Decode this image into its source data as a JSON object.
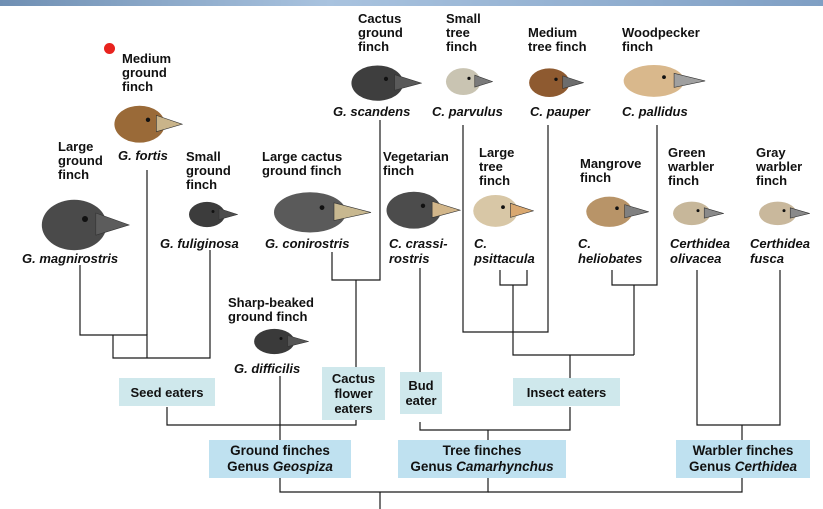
{
  "species": [
    {
      "id": "g-magnirostris",
      "common": "Large\nground\nfinch",
      "latin": "G. magnirostris",
      "color": "#4a4a4a",
      "beak": "#5c5c5c"
    },
    {
      "id": "g-fortis",
      "common": "Medium\nground\nfinch",
      "latin": "G. fortis",
      "color": "#9a6a38",
      "beak": "#c9b48a"
    },
    {
      "id": "g-fuliginosa",
      "common": "Small\nground\nfinch",
      "latin": "G. fuliginosa",
      "color": "#3c3c3c",
      "beak": "#4e4e4e"
    },
    {
      "id": "g-difficilis",
      "common": "Sharp-beaked\nground finch",
      "latin": "G. difficilis",
      "color": "#3a3a3a",
      "beak": "#555555"
    },
    {
      "id": "g-conirostris",
      "common": "Large cactus\nground finch",
      "latin": "G. conirostris",
      "color": "#5a5a5a",
      "beak": "#c8b890"
    },
    {
      "id": "g-scandens",
      "common": "Cactus\nground\nfinch",
      "latin": "G. scandens",
      "color": "#3e3e3e",
      "beak": "#5a5a5a"
    },
    {
      "id": "c-crassirostris",
      "common": "Vegetarian\nfinch",
      "latin": "C. crassi-\nrostris",
      "color": "#4c4c4c",
      "beak": "#d2b68a"
    },
    {
      "id": "c-parvulus",
      "common": "Small\ntree\nfinch",
      "latin": "C. parvulus",
      "color": "#c9c4b2",
      "beak": "#7a7a7a"
    },
    {
      "id": "c-psittacula",
      "common": "Large\ntree\nfinch",
      "latin": "C.\npsittacula",
      "color": "#d8c7a6",
      "beak": "#d9a870"
    },
    {
      "id": "c-pauper",
      "common": "Medium\ntree finch",
      "latin": "C. pauper",
      "color": "#8e5a30",
      "beak": "#6d6d6d"
    },
    {
      "id": "c-heliobates",
      "common": "Mangrove\nfinch",
      "latin": "C.\nheliobates",
      "color": "#b89468",
      "beak": "#808080"
    },
    {
      "id": "c-pallidus",
      "common": "Woodpecker\nfinch",
      "latin": "C. pallidus",
      "color": "#d9b88c",
      "beak": "#a0a0a0"
    },
    {
      "id": "certhidea-olivacea",
      "common": "Green\nwarbler\nfinch",
      "latin": "Certhidea\nolivacea",
      "color": "#c7b79a",
      "beak": "#8a8a8a"
    },
    {
      "id": "certhidea-fusca",
      "common": "Gray\nwarbler\nfinch",
      "latin": "Certhidea\nfusca",
      "color": "#c9b89c",
      "beak": "#8a8a8a"
    }
  ],
  "diet_groups": {
    "seed": "Seed eaters",
    "cactus": "Cactus\nflower\neaters",
    "bud": "Bud\neater",
    "insect": "Insect eaters"
  },
  "genera": {
    "ground": {
      "line1": "Ground finches",
      "prefix": "Genus ",
      "genus": "Geospiza"
    },
    "tree": {
      "line1": "Tree finches",
      "prefix": "Genus ",
      "genus": "Camarhynchus"
    },
    "warbler": {
      "line1": "Warbler finches",
      "prefix": "Genus ",
      "genus": "Certhidea"
    }
  },
  "colors": {
    "diet_box": "#cfe8ec",
    "genus_box": "#bfe1f0",
    "marker": "#e8231e"
  }
}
-------------------------
◆ Task to carry out
From the listing, extract all text exactly as given and drop any picture.

◆ Problem solution
Decode this image into its source data as a JSON object.
{
  "species": [
    {
      "id": "g-magnirostris",
      "common": "Large\nground\nfinch",
      "latin": "G. magnirostris",
      "color": "#4a4a4a",
      "beak": "#5c5c5c"
    },
    {
      "id": "g-fortis",
      "common": "Medium\nground\nfinch",
      "latin": "G. fortis",
      "color": "#9a6a38",
      "beak": "#c9b48a"
    },
    {
      "id": "g-fuliginosa",
      "common": "Small\nground\nfinch",
      "latin": "G. fuliginosa",
      "color": "#3c3c3c",
      "beak": "#4e4e4e"
    },
    {
      "id": "g-difficilis",
      "common": "Sharp-beaked\nground finch",
      "latin": "G. difficilis",
      "color": "#3a3a3a",
      "beak": "#555555"
    },
    {
      "id": "g-conirostris",
      "common": "Large cactus\nground finch",
      "latin": "G. conirostris",
      "color": "#5a5a5a",
      "beak": "#c8b890"
    },
    {
      "id": "g-scandens",
      "common": "Cactus\nground\nfinch",
      "latin": "G. scandens",
      "color": "#3e3e3e",
      "beak": "#5a5a5a"
    },
    {
      "id": "c-crassirostris",
      "common": "Vegetarian\nfinch",
      "latin": "C. crassi-\nrostris",
      "color": "#4c4c4c",
      "beak": "#d2b68a"
    },
    {
      "id": "c-parvulus",
      "common": "Small\ntree\nfinch",
      "latin": "C. parvulus",
      "color": "#c9c4b2",
      "beak": "#7a7a7a"
    },
    {
      "id": "c-psittacula",
      "common": "Large\ntree\nfinch",
      "latin": "C.\npsittacula",
      "color": "#d8c7a6",
      "beak": "#d9a870"
    },
    {
      "id": "c-pauper",
      "common": "Medium\ntree finch",
      "latin": "C. pauper",
      "color": "#8e5a30",
      "beak": "#6d6d6d"
    },
    {
      "id": "c-heliobates",
      "common": "Mangrove\nfinch",
      "latin": "C.\nheliobates",
      "color": "#b89468",
      "beak": "#808080"
    },
    {
      "id": "c-pallidus",
      "common": "Woodpecker\nfinch",
      "latin": "C. pallidus",
      "color": "#d9b88c",
      "beak": "#a0a0a0"
    },
    {
      "id": "certhidea-olivacea",
      "common": "Green\nwarbler\nfinch",
      "latin": "Certhidea\nolivacea",
      "color": "#c7b79a",
      "beak": "#8a8a8a"
    },
    {
      "id": "certhidea-fusca",
      "common": "Gray\nwarbler\nfinch",
      "latin": "Certhidea\nfusca",
      "color": "#c9b89c",
      "beak": "#8a8a8a"
    }
  ],
  "diet_groups": {
    "seed": "Seed eaters",
    "cactus": "Cactus\nflower\neaters",
    "bud": "Bud\neater",
    "insect": "Insect eaters"
  },
  "genera": {
    "ground": {
      "line1": "Ground finches",
      "prefix": "Genus ",
      "genus": "Geospiza"
    },
    "tree": {
      "line1": "Tree finches",
      "prefix": "Genus ",
      "genus": "Camarhynchus"
    },
    "warbler": {
      "line1": "Warbler finches",
      "prefix": "Genus ",
      "genus": "Certhidea"
    }
  },
  "colors": {
    "diet_box": "#cfe8ec",
    "genus_box": "#bfe1f0",
    "marker": "#e8231e"
  }
}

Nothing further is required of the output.